— begin Source material —
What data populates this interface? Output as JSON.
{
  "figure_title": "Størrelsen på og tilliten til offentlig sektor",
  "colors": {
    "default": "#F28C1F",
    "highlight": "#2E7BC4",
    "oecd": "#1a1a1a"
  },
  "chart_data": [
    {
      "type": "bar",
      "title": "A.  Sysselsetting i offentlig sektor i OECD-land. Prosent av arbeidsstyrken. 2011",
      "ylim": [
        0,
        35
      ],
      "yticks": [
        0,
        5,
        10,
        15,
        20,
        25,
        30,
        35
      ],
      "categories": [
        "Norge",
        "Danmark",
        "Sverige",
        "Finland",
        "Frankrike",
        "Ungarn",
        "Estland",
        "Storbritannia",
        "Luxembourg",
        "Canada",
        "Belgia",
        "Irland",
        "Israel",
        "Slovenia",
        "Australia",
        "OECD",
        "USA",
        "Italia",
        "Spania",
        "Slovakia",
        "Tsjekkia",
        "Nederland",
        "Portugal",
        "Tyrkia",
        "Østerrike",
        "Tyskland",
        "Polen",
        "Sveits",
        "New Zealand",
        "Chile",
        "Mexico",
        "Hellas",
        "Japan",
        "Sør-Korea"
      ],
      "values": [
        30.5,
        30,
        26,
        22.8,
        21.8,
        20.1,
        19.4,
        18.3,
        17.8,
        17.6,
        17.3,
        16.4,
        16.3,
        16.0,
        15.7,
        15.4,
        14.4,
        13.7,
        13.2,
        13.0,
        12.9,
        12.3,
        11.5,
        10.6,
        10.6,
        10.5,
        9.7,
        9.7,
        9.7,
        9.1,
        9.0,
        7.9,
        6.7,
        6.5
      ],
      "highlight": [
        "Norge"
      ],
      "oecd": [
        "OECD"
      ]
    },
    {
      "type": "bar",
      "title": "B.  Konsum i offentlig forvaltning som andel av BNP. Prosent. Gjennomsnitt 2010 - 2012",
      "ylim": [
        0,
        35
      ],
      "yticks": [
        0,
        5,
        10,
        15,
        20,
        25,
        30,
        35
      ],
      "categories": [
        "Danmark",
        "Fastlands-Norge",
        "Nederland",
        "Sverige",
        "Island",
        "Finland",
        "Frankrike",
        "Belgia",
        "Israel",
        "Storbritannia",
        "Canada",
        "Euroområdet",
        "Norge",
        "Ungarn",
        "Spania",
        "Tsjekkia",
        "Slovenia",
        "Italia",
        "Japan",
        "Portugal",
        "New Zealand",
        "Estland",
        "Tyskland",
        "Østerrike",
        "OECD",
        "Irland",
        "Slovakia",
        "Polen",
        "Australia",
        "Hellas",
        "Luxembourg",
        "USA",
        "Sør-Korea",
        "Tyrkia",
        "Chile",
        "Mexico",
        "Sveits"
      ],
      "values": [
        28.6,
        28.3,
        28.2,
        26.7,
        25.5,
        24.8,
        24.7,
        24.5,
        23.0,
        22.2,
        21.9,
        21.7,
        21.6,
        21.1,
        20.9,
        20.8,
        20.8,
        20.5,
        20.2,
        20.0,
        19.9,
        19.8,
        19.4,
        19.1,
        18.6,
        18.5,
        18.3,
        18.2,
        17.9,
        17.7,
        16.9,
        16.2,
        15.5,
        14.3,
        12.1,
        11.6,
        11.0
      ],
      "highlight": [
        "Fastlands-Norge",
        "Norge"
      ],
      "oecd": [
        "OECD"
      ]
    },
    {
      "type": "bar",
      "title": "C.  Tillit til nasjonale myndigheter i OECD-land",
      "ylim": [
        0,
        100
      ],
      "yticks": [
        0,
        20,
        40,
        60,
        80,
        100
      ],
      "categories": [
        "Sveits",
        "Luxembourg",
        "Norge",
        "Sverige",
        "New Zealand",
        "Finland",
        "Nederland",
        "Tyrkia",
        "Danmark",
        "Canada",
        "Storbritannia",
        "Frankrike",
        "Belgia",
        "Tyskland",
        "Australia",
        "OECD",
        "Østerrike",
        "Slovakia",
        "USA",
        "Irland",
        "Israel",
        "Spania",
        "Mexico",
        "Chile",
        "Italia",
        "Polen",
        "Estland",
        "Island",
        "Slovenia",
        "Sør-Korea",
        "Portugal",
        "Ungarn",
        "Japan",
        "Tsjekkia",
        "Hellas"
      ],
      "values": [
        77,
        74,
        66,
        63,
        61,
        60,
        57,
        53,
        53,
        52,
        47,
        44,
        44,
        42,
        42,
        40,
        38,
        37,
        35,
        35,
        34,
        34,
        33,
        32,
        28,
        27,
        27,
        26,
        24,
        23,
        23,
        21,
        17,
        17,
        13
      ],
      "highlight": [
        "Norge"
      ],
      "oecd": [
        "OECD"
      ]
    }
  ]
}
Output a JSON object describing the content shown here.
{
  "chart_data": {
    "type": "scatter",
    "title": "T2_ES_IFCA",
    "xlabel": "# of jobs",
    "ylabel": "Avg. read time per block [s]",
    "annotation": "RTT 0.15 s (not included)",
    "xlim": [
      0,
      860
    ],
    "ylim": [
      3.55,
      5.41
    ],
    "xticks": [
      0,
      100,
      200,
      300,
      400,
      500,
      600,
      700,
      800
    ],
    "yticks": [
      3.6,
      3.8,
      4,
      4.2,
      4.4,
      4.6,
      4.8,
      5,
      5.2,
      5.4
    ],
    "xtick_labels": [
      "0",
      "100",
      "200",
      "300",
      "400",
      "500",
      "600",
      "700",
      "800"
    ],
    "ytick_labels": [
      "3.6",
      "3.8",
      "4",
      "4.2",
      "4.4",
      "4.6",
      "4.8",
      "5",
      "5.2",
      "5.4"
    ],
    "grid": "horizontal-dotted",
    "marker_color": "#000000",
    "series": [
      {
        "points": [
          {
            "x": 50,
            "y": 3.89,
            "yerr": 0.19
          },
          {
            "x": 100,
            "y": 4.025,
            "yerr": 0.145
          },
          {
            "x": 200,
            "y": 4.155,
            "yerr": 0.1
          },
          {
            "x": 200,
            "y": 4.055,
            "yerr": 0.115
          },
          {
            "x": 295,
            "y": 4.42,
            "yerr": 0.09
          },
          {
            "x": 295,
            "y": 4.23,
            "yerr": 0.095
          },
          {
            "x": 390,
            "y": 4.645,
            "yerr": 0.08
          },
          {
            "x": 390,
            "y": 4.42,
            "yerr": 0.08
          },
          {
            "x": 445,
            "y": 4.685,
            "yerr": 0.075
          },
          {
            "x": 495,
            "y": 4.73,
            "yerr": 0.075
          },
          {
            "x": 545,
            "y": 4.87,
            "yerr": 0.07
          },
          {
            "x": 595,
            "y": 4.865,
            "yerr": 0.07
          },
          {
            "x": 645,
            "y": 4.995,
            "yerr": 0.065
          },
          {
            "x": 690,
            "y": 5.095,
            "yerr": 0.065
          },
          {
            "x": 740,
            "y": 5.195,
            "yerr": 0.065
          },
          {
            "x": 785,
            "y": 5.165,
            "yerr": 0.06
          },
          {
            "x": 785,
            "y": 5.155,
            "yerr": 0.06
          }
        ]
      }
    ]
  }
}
— end Source material —
• **Prompt**: All entries must be repeated verbatim.

• **The output**:
What data populates this interface? Output as JSON.
{
  "figure_title": "Størrelsen på og tilliten til offentlig sektor",
  "colors": {
    "default": "#F28C1F",
    "highlight": "#2E7BC4",
    "oecd": "#1a1a1a"
  },
  "chart_data": [
    {
      "type": "bar",
      "title": "A.  Sysselsetting i offentlig sektor i OECD-land. Prosent av arbeidsstyrken. 2011",
      "ylim": [
        0,
        35
      ],
      "yticks": [
        0,
        5,
        10,
        15,
        20,
        25,
        30,
        35
      ],
      "categories": [
        "Norge",
        "Danmark",
        "Sverige",
        "Finland",
        "Frankrike",
        "Ungarn",
        "Estland",
        "Storbritannia",
        "Luxembourg",
        "Canada",
        "Belgia",
        "Irland",
        "Israel",
        "Slovenia",
        "Australia",
        "OECD",
        "USA",
        "Italia",
        "Spania",
        "Slovakia",
        "Tsjekkia",
        "Nederland",
        "Portugal",
        "Tyrkia",
        "Østerrike",
        "Tyskland",
        "Polen",
        "Sveits",
        "New Zealand",
        "Chile",
        "Mexico",
        "Hellas",
        "Japan",
        "Sør-Korea"
      ],
      "values": [
        30.5,
        30,
        26,
        22.8,
        21.8,
        20.1,
        19.4,
        18.3,
        17.8,
        17.6,
        17.3,
        16.4,
        16.3,
        16.0,
        15.7,
        15.4,
        14.4,
        13.7,
        13.2,
        13.0,
        12.9,
        12.3,
        11.5,
        10.6,
        10.6,
        10.5,
        9.7,
        9.7,
        9.7,
        9.1,
        9.0,
        7.9,
        6.7,
        6.5
      ],
      "highlight": [
        "Norge"
      ],
      "oecd": [
        "OECD"
      ]
    },
    {
      "type": "bar",
      "title": "B.  Konsum i offentlig forvaltning som andel av BNP. Prosent. Gjennomsnitt 2010 - 2012",
      "ylim": [
        0,
        35
      ],
      "yticks": [
        0,
        5,
        10,
        15,
        20,
        25,
        30,
        35
      ],
      "categories": [
        "Danmark",
        "Fastlands-Norge",
        "Nederland",
        "Sverige",
        "Island",
        "Finland",
        "Frankrike",
        "Belgia",
        "Israel",
        "Storbritannia",
        "Canada",
        "Euroområdet",
        "Norge",
        "Ungarn",
        "Spania",
        "Tsjekkia",
        "Slovenia",
        "Italia",
        "Japan",
        "Portugal",
        "New Zealand",
        "Estland",
        "Tyskland",
        "Østerrike",
        "OECD",
        "Irland",
        "Slovakia",
        "Polen",
        "Australia",
        "Hellas",
        "Luxembourg",
        "USA",
        "Sør-Korea",
        "Tyrkia",
        "Chile",
        "Mexico",
        "Sveits"
      ],
      "values": [
        28.6,
        28.3,
        28.2,
        26.7,
        25.5,
        24.8,
        24.7,
        24.5,
        23.0,
        22.2,
        21.9,
        21.7,
        21.6,
        21.1,
        20.9,
        20.8,
        20.8,
        20.5,
        20.2,
        20.0,
        19.9,
        19.8,
        19.4,
        19.1,
        18.6,
        18.5,
        18.3,
        18.2,
        17.9,
        17.7,
        16.9,
        16.2,
        15.5,
        14.3,
        12.1,
        11.6,
        11.0
      ],
      "highlight": [
        "Fastlands-Norge",
        "Norge"
      ],
      "oecd": [
        "OECD"
      ]
    },
    {
      "type": "bar",
      "title": "C.  Tillit til nasjonale myndigheter i OECD-land",
      "ylim": [
        0,
        100
      ],
      "yticks": [
        0,
        20,
        40,
        60,
        80,
        100
      ],
      "categories": [
        "Sveits",
        "Luxembourg",
        "Norge",
        "Sverige",
        "New Zealand",
        "Finland",
        "Nederland",
        "Tyrkia",
        "Danmark",
        "Canada",
        "Storbritannia",
        "Frankrike",
        "Belgia",
        "Tyskland",
        "Australia",
        "OECD",
        "Østerrike",
        "Slovakia",
        "USA",
        "Irland",
        "Israel",
        "Spania",
        "Mexico",
        "Chile",
        "Italia",
        "Polen",
        "Estland",
        "Island",
        "Slovenia",
        "Sør-Korea",
        "Portugal",
        "Ungarn",
        "Japan",
        "Tsjekkia",
        "Hellas"
      ],
      "values": [
        77,
        74,
        66,
        63,
        61,
        60,
        57,
        53,
        53,
        52,
        47,
        44,
        44,
        42,
        42,
        40,
        38,
        37,
        35,
        35,
        34,
        34,
        33,
        32,
        28,
        27,
        27,
        26,
        24,
        23,
        23,
        21,
        17,
        17,
        13
      ],
      "highlight": [
        "Norge"
      ],
      "oecd": [
        "OECD"
      ]
    }
  ]
}
Output a JSON object describing the content shown here.
{
  "chart_data": {
    "type": "scatter",
    "title": "T2_ES_IFCA",
    "xlabel": "# of jobs",
    "ylabel": "Avg. read time per block [s]",
    "annotation": "RTT 0.15 s (not included)",
    "xlim": [
      0,
      860
    ],
    "ylim": [
      3.55,
      5.41
    ],
    "xticks": [
      0,
      100,
      200,
      300,
      400,
      500,
      600,
      700,
      800
    ],
    "yticks": [
      3.6,
      3.8,
      4,
      4.2,
      4.4,
      4.6,
      4.8,
      5,
      5.2,
      5.4
    ],
    "xtick_labels": [
      "0",
      "100",
      "200",
      "300",
      "400",
      "500",
      "600",
      "700",
      "800"
    ],
    "ytick_labels": [
      "3.6",
      "3.8",
      "4",
      "4.2",
      "4.4",
      "4.6",
      "4.8",
      "5",
      "5.2",
      "5.4"
    ],
    "grid": "horizontal-dotted",
    "marker_color": "#000000",
    "series": [
      {
        "points": [
          {
            "x": 50,
            "y": 3.89,
            "yerr": 0.19
          },
          {
            "x": 100,
            "y": 4.025,
            "yerr": 0.145
          },
          {
            "x": 200,
            "y": 4.155,
            "yerr": 0.1
          },
          {
            "x": 200,
            "y": 4.055,
            "yerr": 0.115
          },
          {
            "x": 295,
            "y": 4.42,
            "yerr": 0.09
          },
          {
            "x": 295,
            "y": 4.23,
            "yerr": 0.095
          },
          {
            "x": 390,
            "y": 4.645,
            "yerr": 0.08
          },
          {
            "x": 390,
            "y": 4.42,
            "yerr": 0.08
          },
          {
            "x": 445,
            "y": 4.685,
            "yerr": 0.075
          },
          {
            "x": 495,
            "y": 4.73,
            "yerr": 0.075
          },
          {
            "x": 545,
            "y": 4.87,
            "yerr": 0.07
          },
          {
            "x": 595,
            "y": 4.865,
            "yerr": 0.07
          },
          {
            "x": 645,
            "y": 4.995,
            "yerr": 0.065
          },
          {
            "x": 690,
            "y": 5.095,
            "yerr": 0.065
          },
          {
            "x": 740,
            "y": 5.195,
            "yerr": 0.065
          },
          {
            "x": 785,
            "y": 5.165,
            "yerr": 0.06
          },
          {
            "x": 785,
            "y": 5.155,
            "yerr": 0.06
          }
        ]
      }
    ]
  }
}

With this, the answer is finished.